**Goal**: Quote the entries that follow exactly, leaving none out.

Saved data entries
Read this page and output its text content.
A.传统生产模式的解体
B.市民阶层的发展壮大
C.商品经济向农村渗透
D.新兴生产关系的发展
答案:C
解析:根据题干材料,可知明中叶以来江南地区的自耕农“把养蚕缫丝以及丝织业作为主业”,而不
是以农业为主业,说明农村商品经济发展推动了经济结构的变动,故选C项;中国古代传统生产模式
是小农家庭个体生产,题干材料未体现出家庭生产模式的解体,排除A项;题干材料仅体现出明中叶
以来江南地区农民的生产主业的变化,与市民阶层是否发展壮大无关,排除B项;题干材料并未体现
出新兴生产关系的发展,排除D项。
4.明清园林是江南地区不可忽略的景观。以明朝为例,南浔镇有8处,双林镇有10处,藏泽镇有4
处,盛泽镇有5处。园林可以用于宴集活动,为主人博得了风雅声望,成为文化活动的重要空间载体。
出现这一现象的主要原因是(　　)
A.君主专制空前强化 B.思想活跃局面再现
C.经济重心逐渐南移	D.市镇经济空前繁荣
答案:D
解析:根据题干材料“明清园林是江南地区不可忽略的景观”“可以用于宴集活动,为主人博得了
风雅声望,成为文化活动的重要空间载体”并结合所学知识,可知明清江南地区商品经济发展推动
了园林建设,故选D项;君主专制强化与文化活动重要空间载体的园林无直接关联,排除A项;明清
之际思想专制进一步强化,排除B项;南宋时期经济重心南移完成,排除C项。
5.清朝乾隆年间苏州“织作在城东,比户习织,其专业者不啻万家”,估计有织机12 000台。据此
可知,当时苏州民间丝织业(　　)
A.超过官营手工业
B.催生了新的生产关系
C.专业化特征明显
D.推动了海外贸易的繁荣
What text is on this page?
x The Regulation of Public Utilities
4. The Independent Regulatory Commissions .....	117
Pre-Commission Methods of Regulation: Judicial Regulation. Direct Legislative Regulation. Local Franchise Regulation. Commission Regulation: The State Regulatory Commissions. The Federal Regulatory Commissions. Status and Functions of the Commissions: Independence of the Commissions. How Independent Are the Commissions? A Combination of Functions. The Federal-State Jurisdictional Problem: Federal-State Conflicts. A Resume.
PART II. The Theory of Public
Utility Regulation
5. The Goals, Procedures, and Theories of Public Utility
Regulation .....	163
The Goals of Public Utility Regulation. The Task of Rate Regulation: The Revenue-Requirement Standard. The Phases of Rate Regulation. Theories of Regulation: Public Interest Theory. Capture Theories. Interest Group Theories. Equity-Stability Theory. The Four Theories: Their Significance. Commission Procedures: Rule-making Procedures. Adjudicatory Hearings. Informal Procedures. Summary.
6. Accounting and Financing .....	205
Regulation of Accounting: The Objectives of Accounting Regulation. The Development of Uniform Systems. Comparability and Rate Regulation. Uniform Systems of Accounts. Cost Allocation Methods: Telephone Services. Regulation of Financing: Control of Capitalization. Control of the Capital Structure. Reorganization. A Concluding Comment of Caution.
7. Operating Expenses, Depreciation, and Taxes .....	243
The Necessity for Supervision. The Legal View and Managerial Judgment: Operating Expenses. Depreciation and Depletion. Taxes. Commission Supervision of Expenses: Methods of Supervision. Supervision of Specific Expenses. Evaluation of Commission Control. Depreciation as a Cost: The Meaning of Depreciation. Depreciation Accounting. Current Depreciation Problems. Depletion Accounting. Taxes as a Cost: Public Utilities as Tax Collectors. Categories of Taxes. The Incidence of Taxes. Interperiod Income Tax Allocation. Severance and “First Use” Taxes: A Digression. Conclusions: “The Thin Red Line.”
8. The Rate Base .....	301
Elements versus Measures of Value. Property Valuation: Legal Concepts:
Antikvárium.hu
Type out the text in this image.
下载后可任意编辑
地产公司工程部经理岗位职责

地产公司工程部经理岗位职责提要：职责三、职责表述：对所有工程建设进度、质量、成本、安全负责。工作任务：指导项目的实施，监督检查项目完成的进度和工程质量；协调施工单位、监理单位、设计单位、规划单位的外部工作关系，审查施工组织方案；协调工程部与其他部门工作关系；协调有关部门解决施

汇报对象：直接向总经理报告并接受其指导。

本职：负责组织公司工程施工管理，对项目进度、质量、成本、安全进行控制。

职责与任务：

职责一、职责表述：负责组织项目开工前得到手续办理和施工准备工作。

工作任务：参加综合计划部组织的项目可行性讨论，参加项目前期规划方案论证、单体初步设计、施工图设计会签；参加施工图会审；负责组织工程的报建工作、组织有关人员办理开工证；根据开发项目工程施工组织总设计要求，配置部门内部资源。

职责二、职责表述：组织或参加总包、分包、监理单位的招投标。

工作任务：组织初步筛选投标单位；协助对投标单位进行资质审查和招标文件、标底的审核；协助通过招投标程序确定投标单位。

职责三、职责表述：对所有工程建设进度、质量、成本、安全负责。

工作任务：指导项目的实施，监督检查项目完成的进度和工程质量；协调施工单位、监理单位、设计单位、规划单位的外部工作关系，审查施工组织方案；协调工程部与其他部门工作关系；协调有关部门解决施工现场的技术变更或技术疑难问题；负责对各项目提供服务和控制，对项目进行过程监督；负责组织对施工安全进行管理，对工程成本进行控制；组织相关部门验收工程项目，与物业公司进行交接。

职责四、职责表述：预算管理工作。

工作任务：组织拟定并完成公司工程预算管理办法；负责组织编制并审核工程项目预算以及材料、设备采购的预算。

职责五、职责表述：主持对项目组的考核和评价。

**Complete answer**:
Read this page and output its text content.
A.传统生产模式的解体
B.市民阶层的发展壮大
C.商品经济向农村渗透
D.新兴生产关系的发展
答案:C
解析:根据题干材料,可知明中叶以来江南地区的自耕农“把养蚕缫丝以及丝织业作为主业”,而不
是以农业为主业,说明农村商品经济发展推动了经济结构的变动,故选C项;中国古代传统生产模式
是小农家庭个体生产,题干材料未体现出家庭生产模式的解体,排除A项;题干材料仅体现出明中叶
以来江南地区农民的生产主业的变化,与市民阶层是否发展壮大无关,排除B项;题干材料并未体现
出新兴生产关系的发展,排除D项。
4.明清园林是江南地区不可忽略的景观。以明朝为例,南浔镇有8处,双林镇有10处,藏泽镇有4
处,盛泽镇有5处。园林可以用于宴集活动,为主人博得了风雅声望,成为文化活动的重要空间载体。
出现这一现象的主要原因是(　　)
A.君主专制空前强化 B.思想活跃局面再现
C.经济重心逐渐南移	D.市镇经济空前繁荣
答案:D
解析:根据题干材料“明清园林是江南地区不可忽略的景观”“可以用于宴集活动,为主人博得了
风雅声望,成为文化活动的重要空间载体”并结合所学知识,可知明清江南地区商品经济发展推动
了园林建设,故选D项;君主专制强化与文化活动重要空间载体的园林无直接关联,排除A项;明清
之际思想专制进一步强化,排除B项;南宋时期经济重心南移完成,排除C项。
5.清朝乾隆年间苏州“织作在城东,比户习织,其专业者不啻万家”,估计有织机12 000台。据此
可知,当时苏州民间丝织业(　　)
A.超过官营手工业
B.催生了新的生产关系
C.专业化特征明显
D.推动了海外贸易的繁荣
What text is on this page?
x The Regulation of Public Utilities
4. The Independent Regulatory Commissions .....	117
Pre-Commission Methods of Regulation: Judicial Regulation. Direct Legislative Regulation. Local Franchise Regulation. Commission Regulation: The State Regulatory Commissions. The Federal Regulatory Commissions. Status and Functions of the Commissions: Independence of the Commissions. How Independent Are the Commissions? A Combination of Functions. The Federal-State Jurisdictional Problem: Federal-State Conflicts. A Resume.
PART II. The Theory of Public
Utility Regulation
5. The Goals, Procedures, and Theories of Public Utility
Regulation .....	163
The Goals of Public Utility Regulation. The Task of Rate Regulation: The Revenue-Requirement Standard. The Phases of Rate Regulation. Theories of Regulation: Public Interest Theory. Capture Theories. Interest Group Theories. Equity-Stability Theory. The Four Theories: Their Significance. Commission Procedures: Rule-making Procedures. Adjudicatory Hearings. Informal Procedures. Summary.
6. Accounting and Financing .....	205
Regulation of Accounting: The Objectives of Accounting Regulation. The Development of Uniform Systems. Comparability and Rate Regulation. Uniform Systems of Accounts. Cost Allocation Methods: Telephone Services. Regulation of Financing: Control of Capitalization. Control of the Capital Structure. Reorganization. A Concluding Comment of Caution.
7. Operating Expenses, Depreciation, and Taxes .....	243
The Necessity for Supervision. The Legal View and Managerial Judgment: Operating Expenses. Depreciation and Depletion. Taxes. Commission Supervision of Expenses: Methods of Supervision. Supervision of Specific Expenses. Evaluation of Commission Control. Depreciation as a Cost: The Meaning of Depreciation. Depreciation Accounting. Current Depreciation Problems. Depletion Accounting. Taxes as a Cost: Public Utilities as Tax Collectors. Categories of Taxes. The Incidence of Taxes. Interperiod Income Tax Allocation. Severance and “First Use” Taxes: A Digression. Conclusions: “The Thin Red Line.”
8. The Rate Base .....	301
Elements versus Measures of Value. Property Valuation: Legal Concepts:
Antikvárium.hu
Type out the text in this image.
下载后可任意编辑
地产公司工程部经理岗位职责

地产公司工程部经理岗位职责提要：职责三、职责表述：对所有工程建设进度、质量、成本、安全负责。工作任务：指导项目的实施，监督检查项目完成的进度和工程质量；协调施工单位、监理单位、设计单位、规划单位的外部工作关系，审查施工组织方案；协调工程部与其他部门工作关系；协调有关部门解决施

汇报对象：直接向总经理报告并接受其指导。

本职：负责组织公司工程施工管理，对项目进度、质量、成本、安全进行控制。

职责与任务：

职责一、职责表述：负责组织项目开工前得到手续办理和施工准备工作。

工作任务：参加综合计划部组织的项目可行性讨论，参加项目前期规划方案论证、单体初步设计、施工图设计会签；参加施工图会审；负责组织工程的报建工作、组织有关人员办理开工证；根据开发项目工程施工组织总设计要求，配置部门内部资源。

职责二、职责表述：组织或参加总包、分包、监理单位的招投标。

工作任务：组织初步筛选投标单位；协助对投标单位进行资质审查和招标文件、标底的审核；协助通过招投标程序确定投标单位。

职责三、职责表述：对所有工程建设进度、质量、成本、安全负责。

工作任务：指导项目的实施，监督检查项目完成的进度和工程质量；协调施工单位、监理单位、设计单位、规划单位的外部工作关系，审查施工组织方案；协调工程部与其他部门工作关系；协调有关部门解决施工现场的技术变更或技术疑难问题；负责对各项目提供服务和控制，对项目进行过程监督；负责组织对施工安全进行管理，对工程成本进行控制；组织相关部门验收工程项目，与物业公司进行交接。

职责四、职责表述：预算管理工作。

工作任务：组织拟定并完成公司工程预算管理办法；负责组织编制并审核工程项目预算以及材料、设备采购的预算。

职责五、职责表述：主持对项目组的考核和评价。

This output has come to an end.